Given problem: Copy out, from the entries below, each line holding the string "Representatives".

** START Data shown **

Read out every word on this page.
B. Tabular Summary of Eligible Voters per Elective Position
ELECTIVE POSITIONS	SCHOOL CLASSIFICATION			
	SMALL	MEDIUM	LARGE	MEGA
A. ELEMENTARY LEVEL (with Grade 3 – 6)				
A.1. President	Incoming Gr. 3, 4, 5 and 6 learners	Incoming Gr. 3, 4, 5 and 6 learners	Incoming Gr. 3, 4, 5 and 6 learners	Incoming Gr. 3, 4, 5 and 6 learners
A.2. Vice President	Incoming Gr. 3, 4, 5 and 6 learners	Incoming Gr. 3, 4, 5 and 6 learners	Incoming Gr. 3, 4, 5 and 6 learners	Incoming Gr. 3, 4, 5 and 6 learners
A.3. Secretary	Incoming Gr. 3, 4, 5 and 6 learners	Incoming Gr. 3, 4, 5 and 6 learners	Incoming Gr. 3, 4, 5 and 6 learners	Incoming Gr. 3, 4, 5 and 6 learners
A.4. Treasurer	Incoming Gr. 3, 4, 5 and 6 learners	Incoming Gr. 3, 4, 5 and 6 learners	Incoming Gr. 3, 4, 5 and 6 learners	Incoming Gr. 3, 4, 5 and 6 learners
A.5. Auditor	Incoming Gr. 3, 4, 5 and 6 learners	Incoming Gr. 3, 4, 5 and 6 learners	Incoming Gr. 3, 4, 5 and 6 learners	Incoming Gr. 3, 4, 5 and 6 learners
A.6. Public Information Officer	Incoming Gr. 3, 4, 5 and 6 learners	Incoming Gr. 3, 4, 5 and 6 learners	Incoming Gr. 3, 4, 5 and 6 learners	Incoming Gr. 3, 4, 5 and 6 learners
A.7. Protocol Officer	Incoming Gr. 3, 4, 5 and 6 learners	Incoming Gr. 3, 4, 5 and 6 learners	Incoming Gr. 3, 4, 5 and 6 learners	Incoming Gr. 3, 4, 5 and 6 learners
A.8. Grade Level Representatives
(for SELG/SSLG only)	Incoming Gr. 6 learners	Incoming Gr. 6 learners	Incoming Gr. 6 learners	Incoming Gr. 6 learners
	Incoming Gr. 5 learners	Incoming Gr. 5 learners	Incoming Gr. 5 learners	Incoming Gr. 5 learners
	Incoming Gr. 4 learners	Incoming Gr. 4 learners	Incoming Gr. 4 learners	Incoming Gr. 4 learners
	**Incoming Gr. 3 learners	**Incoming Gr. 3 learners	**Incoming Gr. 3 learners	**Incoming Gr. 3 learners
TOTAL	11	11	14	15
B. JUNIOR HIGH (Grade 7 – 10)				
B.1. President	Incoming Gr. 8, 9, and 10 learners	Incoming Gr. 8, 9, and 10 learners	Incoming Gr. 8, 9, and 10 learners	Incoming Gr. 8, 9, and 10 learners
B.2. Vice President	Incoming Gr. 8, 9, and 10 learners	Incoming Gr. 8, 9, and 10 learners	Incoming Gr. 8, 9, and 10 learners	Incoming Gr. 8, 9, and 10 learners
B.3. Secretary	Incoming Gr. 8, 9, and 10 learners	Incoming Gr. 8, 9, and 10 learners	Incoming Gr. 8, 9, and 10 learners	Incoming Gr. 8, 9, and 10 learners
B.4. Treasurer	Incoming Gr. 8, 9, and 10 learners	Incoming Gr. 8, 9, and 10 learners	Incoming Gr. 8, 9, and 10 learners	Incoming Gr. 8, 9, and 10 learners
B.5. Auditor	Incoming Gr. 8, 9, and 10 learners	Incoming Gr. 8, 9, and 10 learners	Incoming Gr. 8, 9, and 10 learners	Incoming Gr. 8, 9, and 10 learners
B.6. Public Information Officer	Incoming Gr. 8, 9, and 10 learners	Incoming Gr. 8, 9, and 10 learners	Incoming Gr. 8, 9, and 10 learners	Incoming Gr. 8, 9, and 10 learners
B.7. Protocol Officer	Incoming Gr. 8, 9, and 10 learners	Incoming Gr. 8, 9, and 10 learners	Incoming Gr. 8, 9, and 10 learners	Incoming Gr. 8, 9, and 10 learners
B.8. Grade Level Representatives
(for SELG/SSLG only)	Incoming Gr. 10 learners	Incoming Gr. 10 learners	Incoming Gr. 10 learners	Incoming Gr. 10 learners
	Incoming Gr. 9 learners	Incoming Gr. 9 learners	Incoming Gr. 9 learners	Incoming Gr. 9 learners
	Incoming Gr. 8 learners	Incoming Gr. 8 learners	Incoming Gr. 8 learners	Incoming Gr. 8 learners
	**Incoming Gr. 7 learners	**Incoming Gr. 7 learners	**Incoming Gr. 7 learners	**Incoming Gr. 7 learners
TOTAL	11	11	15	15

** END Data shown **
** START Data shown **

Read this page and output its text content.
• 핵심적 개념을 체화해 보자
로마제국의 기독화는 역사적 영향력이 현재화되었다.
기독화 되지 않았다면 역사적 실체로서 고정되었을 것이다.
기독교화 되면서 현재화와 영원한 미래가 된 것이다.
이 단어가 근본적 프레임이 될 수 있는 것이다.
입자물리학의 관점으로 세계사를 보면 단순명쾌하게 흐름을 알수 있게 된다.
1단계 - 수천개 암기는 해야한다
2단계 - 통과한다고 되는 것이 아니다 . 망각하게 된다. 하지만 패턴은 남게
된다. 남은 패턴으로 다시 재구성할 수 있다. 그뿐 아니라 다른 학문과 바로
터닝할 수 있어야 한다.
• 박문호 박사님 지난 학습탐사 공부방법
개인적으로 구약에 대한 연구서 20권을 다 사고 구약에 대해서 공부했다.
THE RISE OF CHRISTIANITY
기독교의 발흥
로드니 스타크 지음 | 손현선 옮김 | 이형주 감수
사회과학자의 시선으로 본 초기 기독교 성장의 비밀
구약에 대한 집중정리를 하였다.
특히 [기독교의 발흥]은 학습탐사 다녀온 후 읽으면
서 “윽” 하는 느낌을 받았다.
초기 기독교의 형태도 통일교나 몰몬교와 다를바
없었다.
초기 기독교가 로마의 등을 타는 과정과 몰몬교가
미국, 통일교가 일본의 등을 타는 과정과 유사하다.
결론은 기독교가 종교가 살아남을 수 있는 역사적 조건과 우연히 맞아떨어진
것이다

** END Data shown **
** START Data shown **

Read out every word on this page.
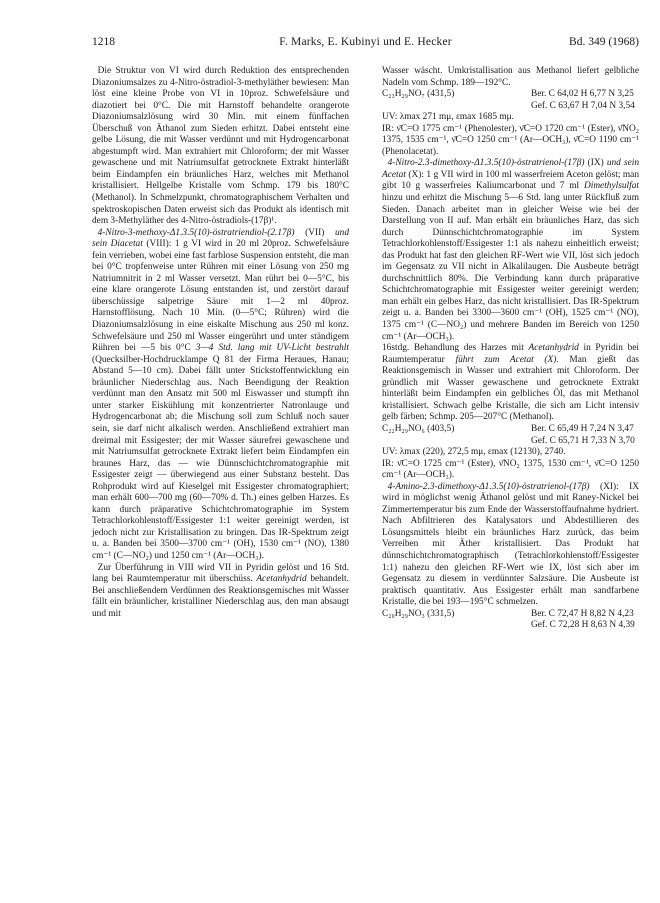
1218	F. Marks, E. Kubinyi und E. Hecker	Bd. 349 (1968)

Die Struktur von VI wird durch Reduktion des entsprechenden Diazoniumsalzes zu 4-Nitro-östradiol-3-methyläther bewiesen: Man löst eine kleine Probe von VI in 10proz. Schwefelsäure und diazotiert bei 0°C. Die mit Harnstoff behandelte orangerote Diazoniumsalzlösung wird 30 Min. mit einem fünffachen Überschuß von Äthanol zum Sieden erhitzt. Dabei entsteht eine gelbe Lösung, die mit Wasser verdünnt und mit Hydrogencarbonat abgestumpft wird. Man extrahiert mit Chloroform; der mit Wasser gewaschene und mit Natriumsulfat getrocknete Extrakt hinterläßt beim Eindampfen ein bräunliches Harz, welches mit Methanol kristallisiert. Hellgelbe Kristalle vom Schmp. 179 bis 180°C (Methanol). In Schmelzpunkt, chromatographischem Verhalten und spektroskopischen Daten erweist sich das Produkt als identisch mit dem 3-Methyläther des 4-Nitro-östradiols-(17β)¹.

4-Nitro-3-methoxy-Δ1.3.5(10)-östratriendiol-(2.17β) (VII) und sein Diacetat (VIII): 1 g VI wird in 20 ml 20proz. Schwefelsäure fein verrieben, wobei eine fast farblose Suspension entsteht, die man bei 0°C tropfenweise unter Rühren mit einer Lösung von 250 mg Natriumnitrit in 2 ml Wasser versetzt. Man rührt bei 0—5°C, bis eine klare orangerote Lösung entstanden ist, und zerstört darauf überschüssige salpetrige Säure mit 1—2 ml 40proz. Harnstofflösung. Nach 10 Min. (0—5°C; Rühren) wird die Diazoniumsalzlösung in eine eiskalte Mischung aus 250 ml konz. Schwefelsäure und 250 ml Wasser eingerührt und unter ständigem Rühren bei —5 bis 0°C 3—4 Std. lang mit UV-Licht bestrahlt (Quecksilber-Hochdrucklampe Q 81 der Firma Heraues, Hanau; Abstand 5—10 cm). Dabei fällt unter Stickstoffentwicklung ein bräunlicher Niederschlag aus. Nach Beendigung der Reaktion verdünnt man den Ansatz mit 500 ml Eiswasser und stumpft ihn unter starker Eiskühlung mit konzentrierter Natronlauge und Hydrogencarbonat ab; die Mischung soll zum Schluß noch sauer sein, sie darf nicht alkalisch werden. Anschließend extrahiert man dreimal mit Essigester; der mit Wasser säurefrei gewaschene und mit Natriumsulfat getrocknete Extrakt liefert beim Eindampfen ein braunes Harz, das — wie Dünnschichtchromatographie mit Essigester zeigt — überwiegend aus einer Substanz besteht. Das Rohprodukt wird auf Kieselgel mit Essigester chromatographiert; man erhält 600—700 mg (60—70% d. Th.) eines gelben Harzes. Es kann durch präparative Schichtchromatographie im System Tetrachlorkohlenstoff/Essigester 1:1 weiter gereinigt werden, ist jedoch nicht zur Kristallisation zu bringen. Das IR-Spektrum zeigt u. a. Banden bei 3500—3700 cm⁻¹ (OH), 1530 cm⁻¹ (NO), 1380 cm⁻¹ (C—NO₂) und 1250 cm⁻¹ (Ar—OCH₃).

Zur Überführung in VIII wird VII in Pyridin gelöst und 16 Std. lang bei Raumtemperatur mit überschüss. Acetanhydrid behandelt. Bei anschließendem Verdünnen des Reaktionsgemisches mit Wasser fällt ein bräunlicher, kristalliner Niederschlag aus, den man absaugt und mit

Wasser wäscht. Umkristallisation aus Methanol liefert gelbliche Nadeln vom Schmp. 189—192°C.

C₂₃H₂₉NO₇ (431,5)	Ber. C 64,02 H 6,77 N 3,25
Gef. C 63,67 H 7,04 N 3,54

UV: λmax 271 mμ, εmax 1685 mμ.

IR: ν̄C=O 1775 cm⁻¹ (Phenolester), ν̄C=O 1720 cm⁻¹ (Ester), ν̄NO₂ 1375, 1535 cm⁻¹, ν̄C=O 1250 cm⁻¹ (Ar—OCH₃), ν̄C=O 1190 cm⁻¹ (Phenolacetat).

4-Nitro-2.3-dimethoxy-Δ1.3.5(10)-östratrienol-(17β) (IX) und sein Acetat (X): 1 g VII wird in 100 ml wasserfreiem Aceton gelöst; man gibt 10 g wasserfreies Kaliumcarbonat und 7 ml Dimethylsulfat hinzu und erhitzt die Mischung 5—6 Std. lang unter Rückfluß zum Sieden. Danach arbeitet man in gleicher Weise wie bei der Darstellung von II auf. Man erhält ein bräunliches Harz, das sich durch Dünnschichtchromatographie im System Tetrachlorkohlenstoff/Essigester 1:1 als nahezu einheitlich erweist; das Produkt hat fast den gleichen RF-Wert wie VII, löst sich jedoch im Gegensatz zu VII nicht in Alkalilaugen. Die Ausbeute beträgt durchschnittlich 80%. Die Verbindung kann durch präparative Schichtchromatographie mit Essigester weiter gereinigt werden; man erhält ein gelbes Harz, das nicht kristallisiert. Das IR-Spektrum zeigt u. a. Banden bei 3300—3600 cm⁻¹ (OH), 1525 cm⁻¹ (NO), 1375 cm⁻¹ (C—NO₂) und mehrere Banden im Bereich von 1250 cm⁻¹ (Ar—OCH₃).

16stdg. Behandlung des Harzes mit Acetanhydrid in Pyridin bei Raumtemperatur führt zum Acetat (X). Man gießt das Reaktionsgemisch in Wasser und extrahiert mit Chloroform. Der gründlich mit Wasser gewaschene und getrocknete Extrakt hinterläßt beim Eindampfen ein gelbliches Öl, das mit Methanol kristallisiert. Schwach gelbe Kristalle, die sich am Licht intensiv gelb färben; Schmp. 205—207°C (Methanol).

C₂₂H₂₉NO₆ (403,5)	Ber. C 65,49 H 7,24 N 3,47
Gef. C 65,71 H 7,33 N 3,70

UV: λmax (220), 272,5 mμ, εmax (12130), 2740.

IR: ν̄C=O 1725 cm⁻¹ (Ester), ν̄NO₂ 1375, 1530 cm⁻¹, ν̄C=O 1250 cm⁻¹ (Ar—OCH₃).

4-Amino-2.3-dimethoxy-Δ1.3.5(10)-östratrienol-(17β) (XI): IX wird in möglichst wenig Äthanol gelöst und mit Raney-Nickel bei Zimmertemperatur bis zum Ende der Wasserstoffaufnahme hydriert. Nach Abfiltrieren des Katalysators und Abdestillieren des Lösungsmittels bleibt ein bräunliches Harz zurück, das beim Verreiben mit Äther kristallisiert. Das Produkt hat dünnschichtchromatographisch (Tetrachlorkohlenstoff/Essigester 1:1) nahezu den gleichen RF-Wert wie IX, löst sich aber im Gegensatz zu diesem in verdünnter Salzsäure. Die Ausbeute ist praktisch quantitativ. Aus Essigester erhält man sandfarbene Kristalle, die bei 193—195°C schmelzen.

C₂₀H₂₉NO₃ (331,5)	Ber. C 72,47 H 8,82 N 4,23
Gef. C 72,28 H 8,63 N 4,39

** END Data shown **

Solution to the problem:
A.8. Grade Level Representatives
B.8. Grade Level Representatives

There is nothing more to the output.